Your objective: How many lines in the listing below include the word "ffffff"? Answer with the number and nothing else.

Start

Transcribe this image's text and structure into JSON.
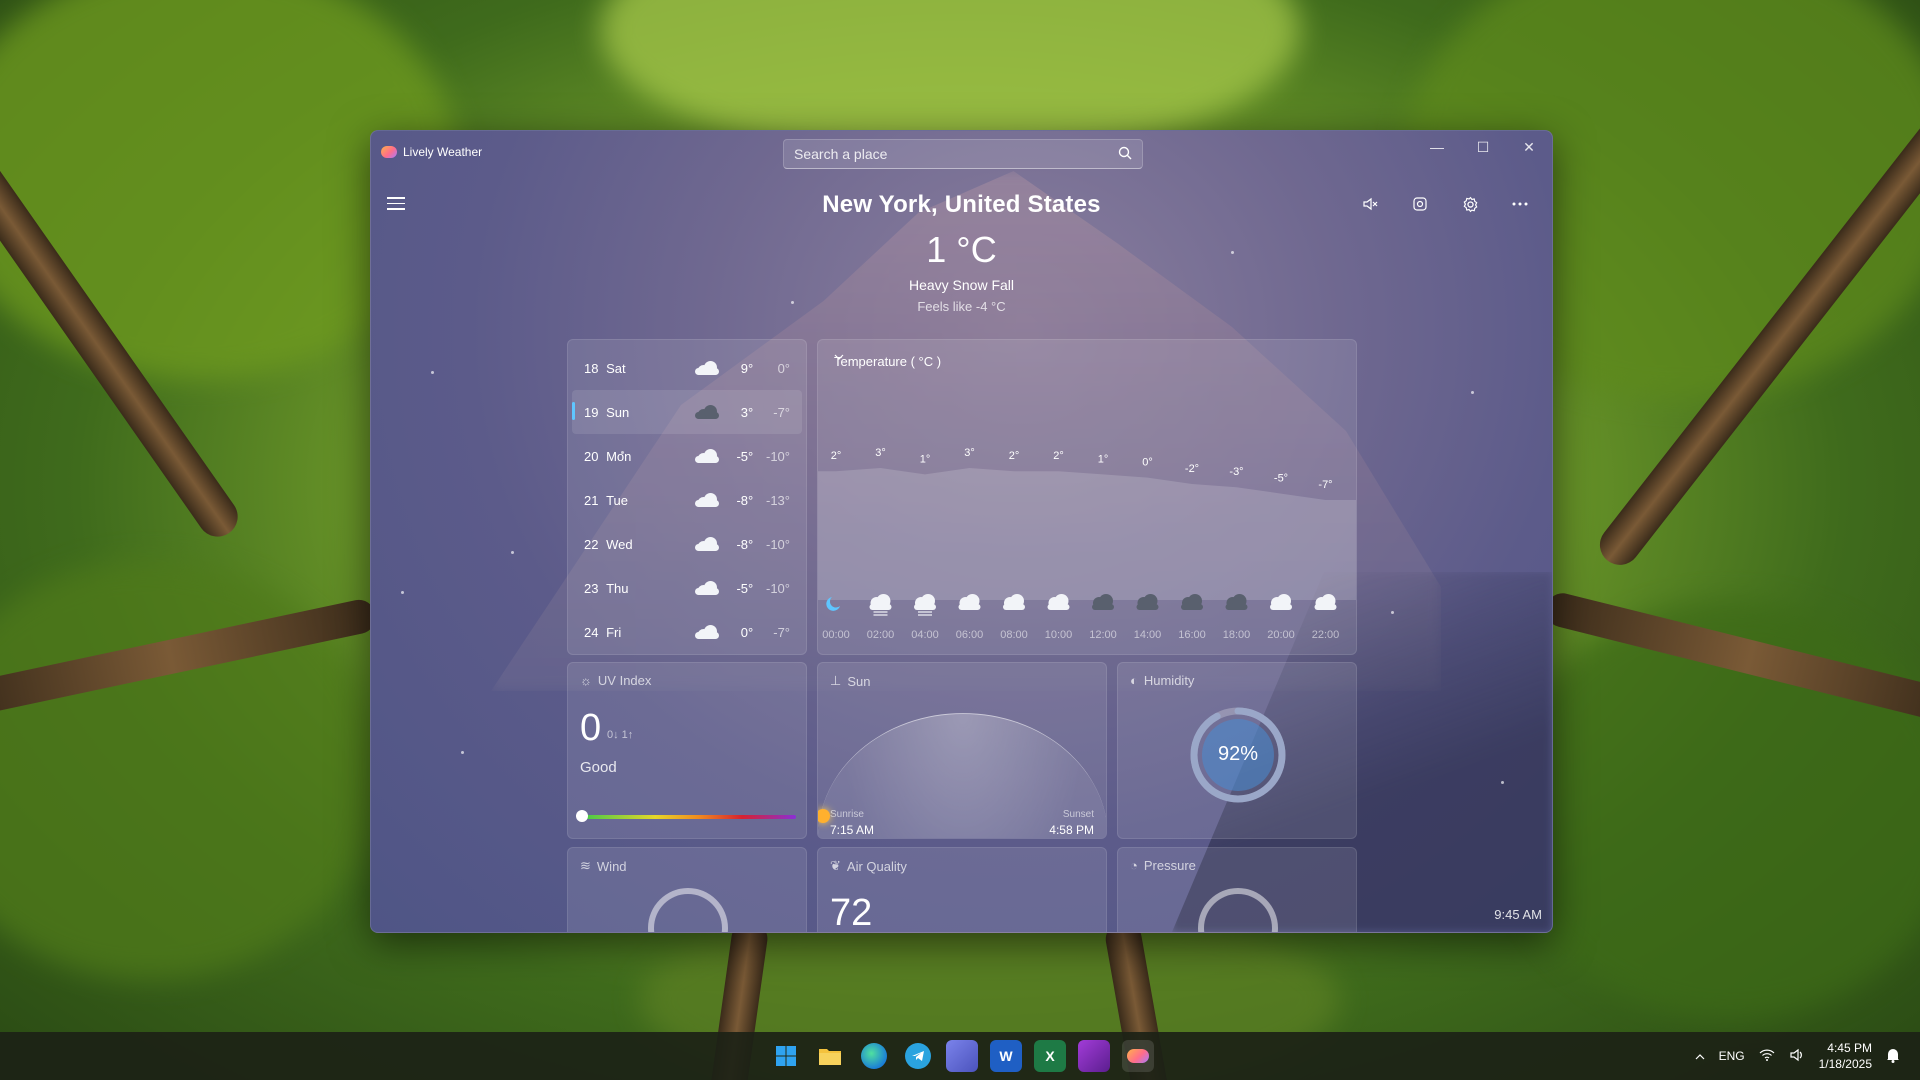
{
  "app": {
    "title": "Lively Weather"
  },
  "search": {
    "placeholder": "Search a place"
  },
  "window_controls": {
    "minimize": "—",
    "maximize": "☐",
    "close": "✕"
  },
  "header": {
    "location": "New York, United States",
    "temperature": "1 °C",
    "condition": "Heavy Snow Fall",
    "feels_like": "Feels like -4 °C"
  },
  "toolbar": [
    "mute-icon",
    "image-icon",
    "gear-icon",
    "more-icon"
  ],
  "forecast": [
    {
      "date": "18",
      "day": "Sat",
      "icon": "cloud",
      "hi": "9°",
      "lo": "0°"
    },
    {
      "date": "19",
      "day": "Sun",
      "icon": "dark-cloud",
      "hi": "3°",
      "lo": "-7°"
    },
    {
      "date": "20",
      "day": "Mon",
      "icon": "cloud",
      "hi": "-5°",
      "lo": "-10°"
    },
    {
      "date": "21",
      "day": "Tue",
      "icon": "cloud",
      "hi": "-8°",
      "lo": "-13°"
    },
    {
      "date": "22",
      "day": "Wed",
      "icon": "cloud",
      "hi": "-8°",
      "lo": "-10°"
    },
    {
      "date": "23",
      "day": "Thu",
      "icon": "cloud",
      "hi": "-5°",
      "lo": "-10°"
    },
    {
      "date": "24",
      "day": "Fri",
      "icon": "cloud",
      "hi": "0°",
      "lo": "-7°"
    }
  ],
  "chart": {
    "selector": "Temperature ( °C )",
    "icons": [
      "moon",
      "snow",
      "snow",
      "cloud",
      "cloud",
      "cloud",
      "dark-cloud",
      "dark-cloud",
      "dark-cloud",
      "dark-cloud",
      "cloud",
      "cloud"
    ]
  },
  "chart_data": {
    "type": "area",
    "x": [
      "00:00",
      "02:00",
      "04:00",
      "06:00",
      "08:00",
      "10:00",
      "12:00",
      "14:00",
      "16:00",
      "18:00",
      "20:00",
      "22:00"
    ],
    "values": [
      2,
      3,
      1,
      3,
      2,
      2,
      1,
      0,
      -2,
      -3,
      -5,
      -7
    ],
    "value_labels": [
      "2°",
      "3°",
      "1°",
      "3°",
      "2°",
      "2°",
      "1°",
      "0°",
      "-2°",
      "-3°",
      "-5°",
      "-7°"
    ],
    "ylabel": "Temperature ( °C )"
  },
  "uv": {
    "title": "UV Index",
    "value": "0",
    "range": "0↓ 1↑",
    "level": "Good"
  },
  "sun": {
    "title": "Sun",
    "sunrise_label": "Sunrise",
    "sunrise_time": "7:15 AM",
    "sunset_label": "Sunset",
    "sunset_time": "4:58 PM"
  },
  "humidity": {
    "title": "Humidity",
    "value": "92%",
    "percent": 92
  },
  "wind": {
    "title": "Wind"
  },
  "air_quality": {
    "title": "Air Quality",
    "value": "72"
  },
  "pressure": {
    "title": "Pressure"
  },
  "status_time": "9:45 AM",
  "taskbar": {
    "apps": [
      "windows-start",
      "file-explorer",
      "edge",
      "telegram",
      "teams",
      "word",
      "excel",
      "affinity",
      "lively-weather"
    ],
    "lang": "ENG",
    "time": "4:45 PM",
    "date": "1/18/2025"
  }
}
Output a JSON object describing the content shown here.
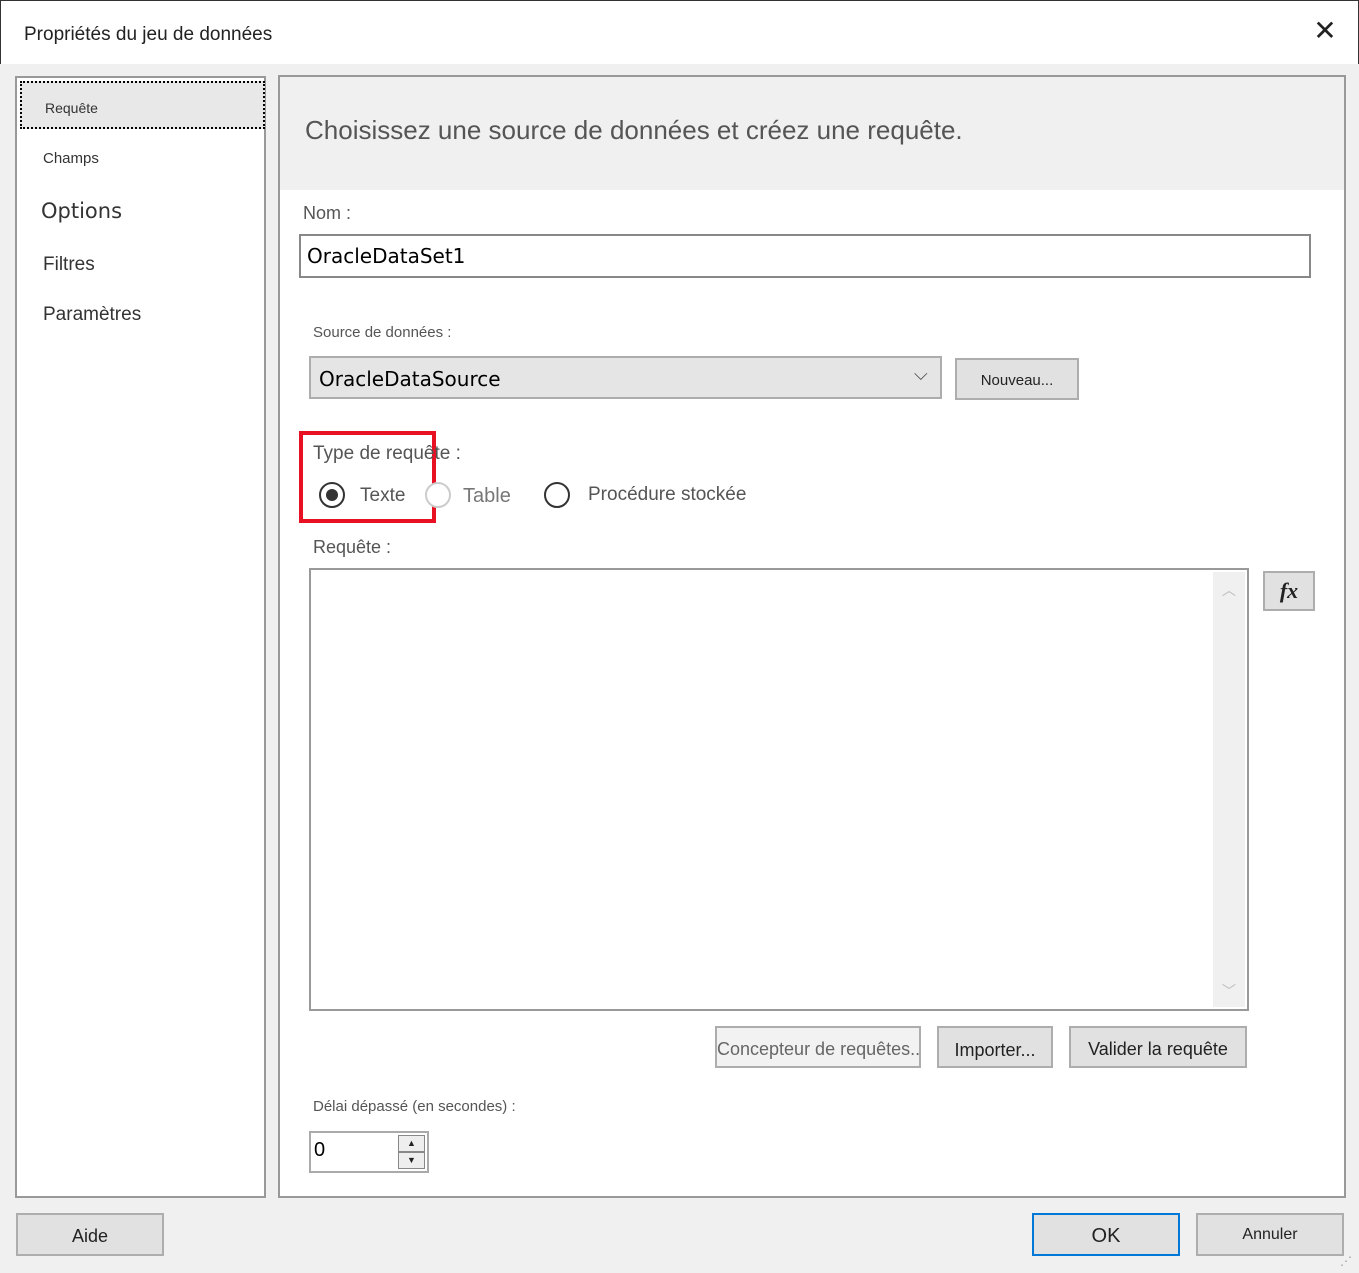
{
  "window": {
    "title": "Propriétés du jeu de données",
    "close_icon": "close-icon"
  },
  "sidebar": {
    "items": [
      {
        "label": "Requête",
        "selected": true
      },
      {
        "label": "Champs"
      },
      {
        "label": "Options"
      },
      {
        "label": "Filtres"
      },
      {
        "label": "Paramètres"
      }
    ]
  },
  "main": {
    "header": "Choisissez une source de données et créez une requête.",
    "name_label": "Nom :",
    "name_value": "OracleDataSet1",
    "datasource_label": "Source de données :",
    "datasource_value": "OracleDataSource",
    "new_button": "Nouveau...",
    "query_type_label": "Type de requête :",
    "query_types": [
      {
        "label": "Texte",
        "selected": true
      },
      {
        "label": "Table",
        "selected": false,
        "disabled": true
      },
      {
        "label": "Procédure stockée",
        "selected": false
      }
    ],
    "query_label": "Requête :",
    "query_value": "",
    "fx_button": "fx",
    "designer_button": "Concepteur de requêtes...",
    "import_button": "Importer...",
    "validate_button": "Valider la requête",
    "timeout_label": "Délai dépassé (en secondes) :",
    "timeout_value": "0",
    "highlight_color": "#e81123"
  },
  "footer": {
    "help": "Aide",
    "ok": "OK",
    "cancel": "Annuler"
  }
}
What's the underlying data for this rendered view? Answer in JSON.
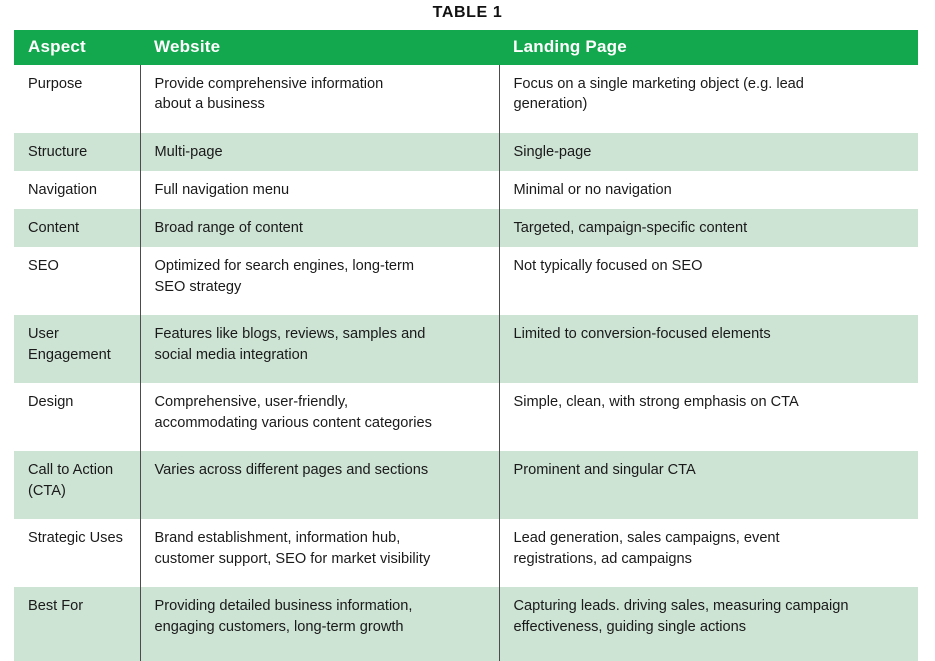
{
  "caption": "TABLE 1",
  "colors": {
    "header_green": "#14a84e",
    "stripe_green": "#cde3d4",
    "rule_gray": "#4c4c4c",
    "text": "#1a1a1a",
    "header_text": "#ffffff",
    "page_background": "#ffffff"
  },
  "table": {
    "headers": {
      "aspect": "Aspect",
      "website": "Website",
      "landing_page": "Landing Page"
    },
    "rows": [
      {
        "aspect": "Purpose",
        "website": "Provide comprehensive information\nabout a business",
        "landing_page": "Focus on a single marketing object (e.g. lead\ngeneration)"
      },
      {
        "aspect": "Structure",
        "website": "Multi-page",
        "landing_page": "Single-page"
      },
      {
        "aspect": "Navigation",
        "website": "Full navigation menu",
        "landing_page": "Minimal or no navigation"
      },
      {
        "aspect": "Content",
        "website": "Broad range of content",
        "landing_page": "Targeted, campaign-specific content"
      },
      {
        "aspect": "SEO",
        "website": "Optimized for search engines, long-term\nSEO strategy",
        "landing_page": "Not typically focused on SEO"
      },
      {
        "aspect": "User\nEngagement",
        "website": "Features like blogs, reviews, samples and\nsocial media integration",
        "landing_page": "Limited to conversion-focused elements"
      },
      {
        "aspect": "Design",
        "website": "Comprehensive, user-friendly,\naccommodating various content categories",
        "landing_page": "Simple, clean, with strong emphasis on CTA"
      },
      {
        "aspect": "Call to Action\n(CTA)",
        "website": "Varies across different pages and sections",
        "landing_page": "Prominent and singular CTA"
      },
      {
        "aspect": "Strategic Uses",
        "website": "Brand establishment, information hub,\ncustomer support, SEO for market visibility",
        "landing_page": "Lead generation, sales campaigns, event\nregistrations, ad campaigns"
      },
      {
        "aspect": "Best For",
        "website": "Providing detailed business information,\nengaging customers, long-term growth",
        "landing_page": "Capturing leads. driving sales, measuring campaign\neffectiveness, guiding single actions"
      }
    ]
  }
}
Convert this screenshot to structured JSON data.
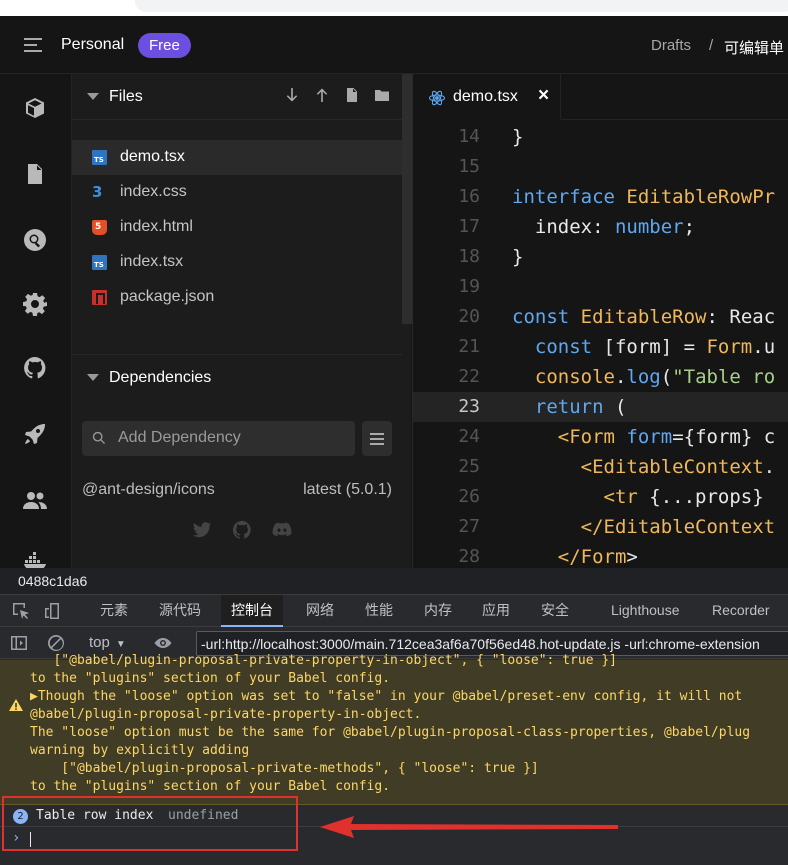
{
  "topbar": {
    "workspace": "Personal",
    "plan_badge": "Free",
    "breadcrumb_root": "Drafts",
    "breadcrumb_sep": "/",
    "breadcrumb_current": "可编辑单"
  },
  "activity_icons": [
    "cube-icon",
    "file-icon",
    "search-icon",
    "gear-icon",
    "github-icon",
    "rocket-icon",
    "users-icon",
    "docker-icon"
  ],
  "files_panel": {
    "title": "Files",
    "items": [
      {
        "name": "demo.tsx",
        "type": "ts",
        "badge": "TS",
        "active": true
      },
      {
        "name": "index.css",
        "type": "css",
        "badge": "3",
        "active": false
      },
      {
        "name": "index.html",
        "type": "html",
        "badge": "5",
        "active": false
      },
      {
        "name": "index.tsx",
        "type": "ts",
        "badge": "TS",
        "active": false
      },
      {
        "name": "package.json",
        "type": "json",
        "badge": "",
        "active": false
      }
    ]
  },
  "dependencies": {
    "title": "Dependencies",
    "search_placeholder": "Add Dependency",
    "items": [
      {
        "name": "@ant-design/icons",
        "version": "latest (5.0.1)"
      }
    ]
  },
  "editor": {
    "tab_name": "demo.tsx",
    "tab_close": "×",
    "current_line": 23,
    "lines": [
      {
        "n": "14",
        "code": "}"
      },
      {
        "n": "15",
        "code": ""
      },
      {
        "n": "16",
        "code": "interface EditableRowPr"
      },
      {
        "n": "17",
        "code": "  index: number;"
      },
      {
        "n": "18",
        "code": "}"
      },
      {
        "n": "19",
        "code": ""
      },
      {
        "n": "20",
        "code": "const EditableRow: Reac"
      },
      {
        "n": "21",
        "code": "  const [form] = Form.u"
      },
      {
        "n": "22",
        "code": "  console.log(\"Table ro"
      },
      {
        "n": "23",
        "code": "  return ("
      },
      {
        "n": "24",
        "code": "    <Form form={form} c"
      },
      {
        "n": "25",
        "code": "      <EditableContext."
      },
      {
        "n": "26",
        "code": "        <tr {...props}"
      },
      {
        "n": "27",
        "code": "      </EditableContext"
      },
      {
        "n": "28",
        "code": "    </Form>"
      }
    ]
  },
  "devtools": {
    "frame_id": "0488c1da6",
    "tabs": [
      "元素",
      "源代码",
      "控制台",
      "网络",
      "性能",
      "内存",
      "应用",
      "安全",
      "Lighthouse",
      "Recorder"
    ],
    "active_tab": "控制台",
    "context": "top",
    "filter_value": "-url:http://localhost:3000/main.712cea3af6a70f56ed48.hot-update.js -url:chrome-extension",
    "warning_lines": [
      "   [\"@babel/plugin-proposal-private-property-in-object\", { \"loose\": true }]",
      "to the \"plugins\" section of your Babel config.",
      "▶Though the \"loose\" option was set to \"false\" in your @babel/preset-env config, it will not",
      "@babel/plugin-proposal-private-property-in-object.",
      "The \"loose\" option must be the same for @babel/plugin-proposal-class-properties, @babel/plug",
      "warning by explicitly adding",
      "    [\"@babel/plugin-proposal-private-methods\", { \"loose\": true }]",
      "to the \"plugins\" section of your Babel config."
    ],
    "log": {
      "count": "2",
      "text": "Table row index",
      "value": "undefined"
    },
    "prompt": "›"
  },
  "colors": {
    "badge": "#6c4fe0",
    "keyword": "#5ea8f2",
    "tag": "#f0b75a",
    "warning_bg": "#413c26",
    "warning_text": "#fdd663",
    "annotation_red": "#e0312d"
  }
}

End

Written answer: 2